Extract provided:
########################################

Odd and Amusing Environmental News Roundup

Odd and Amusing Environmental News Roundup

Alisa Opar
Published: 09/03/2010
A daring goat rescue, a tiger loses its stripes, a human-powered car, and the tiny creature that terrifies elephants (hint: it rhymes with 'pant').
 
GOAT RESCUE

Cory Freeman looks at two stranded goats near Roundup, Mont. (AP Photo/Courtesy of Sandy Church of the Rimrock Humane Society) NO SALES.
 
For two days the pair stood precariously on the six-inch-wide ledge of a railroad bridge in rural Montana. The duo was finally coaxed down on Wednesday afternoon. They weren’t people considering ending their lives, but rather two young female goats that somehow got stuck up there.

Sandy Church, Rimrock Humane Society president, told the AP that they probably wandered onto the ledge at night then froze in fear after the sun rose and they discovered where they were.

########################################

Provided material:
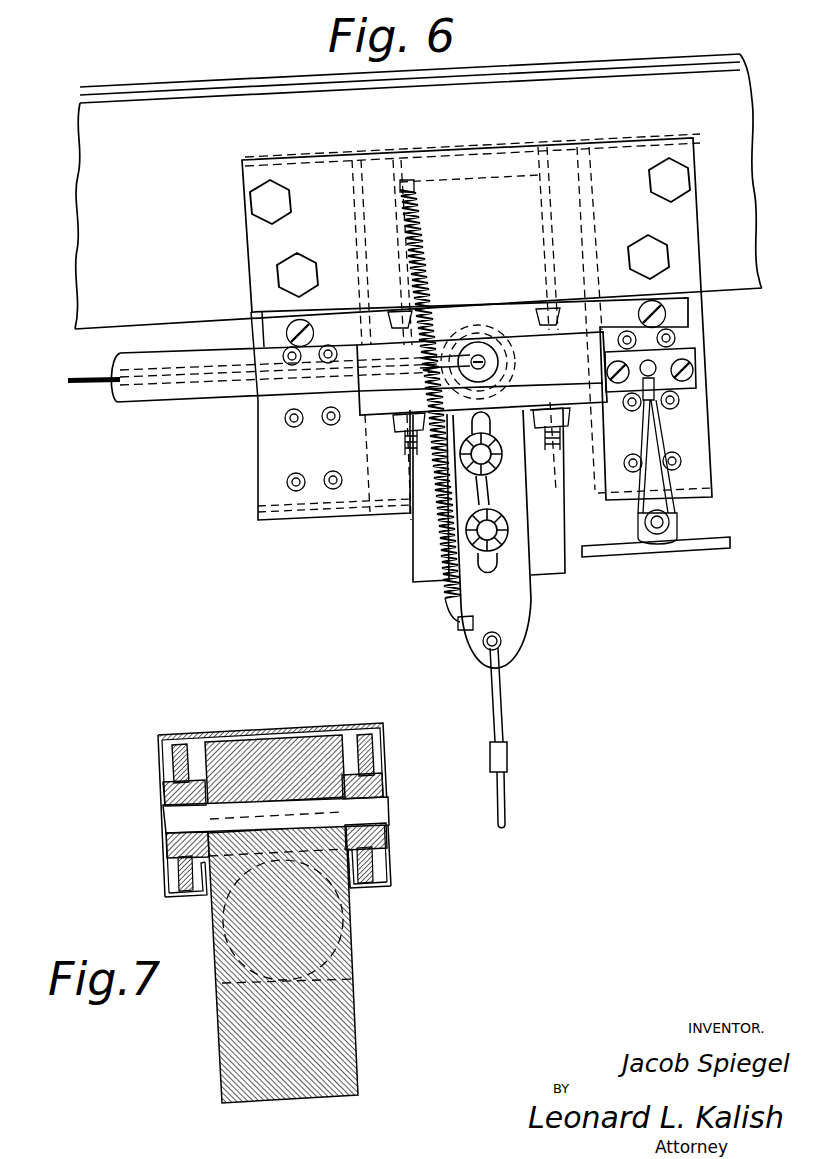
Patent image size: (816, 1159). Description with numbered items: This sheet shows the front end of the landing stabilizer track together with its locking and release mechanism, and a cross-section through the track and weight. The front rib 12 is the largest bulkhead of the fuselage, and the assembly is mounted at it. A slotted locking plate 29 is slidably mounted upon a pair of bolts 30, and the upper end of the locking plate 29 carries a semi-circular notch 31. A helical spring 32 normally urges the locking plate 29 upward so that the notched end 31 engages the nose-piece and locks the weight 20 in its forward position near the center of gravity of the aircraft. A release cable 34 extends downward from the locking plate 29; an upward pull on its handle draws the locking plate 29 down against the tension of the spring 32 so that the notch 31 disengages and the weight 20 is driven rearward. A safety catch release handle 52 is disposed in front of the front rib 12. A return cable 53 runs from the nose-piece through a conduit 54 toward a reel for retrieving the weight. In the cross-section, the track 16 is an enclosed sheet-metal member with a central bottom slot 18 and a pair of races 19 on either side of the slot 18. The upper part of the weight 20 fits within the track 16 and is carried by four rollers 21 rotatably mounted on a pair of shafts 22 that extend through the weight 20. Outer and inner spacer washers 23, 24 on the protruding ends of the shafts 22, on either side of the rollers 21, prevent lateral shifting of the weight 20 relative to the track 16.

########################################

Prompt 1: Reproduce the part of the news roundup that starts with "For two days" and ends after "stuck up there.".
Prompt 2: In the news roundup, how long did the two goats stand on the ledge of the railroad bridge?
Rely only on the news roundup, not on the data, for what comes next.

Task response 1:
For two days the pair stood precariously on the six-inch-wide ledge of a railroad bridge in rural Montana. The duo was finally coaxed down on Wednesday afternoon. They weren’t people considering ending their lives, but rather two young female goats that somehow got stuck up there.

Task response 2: Two days.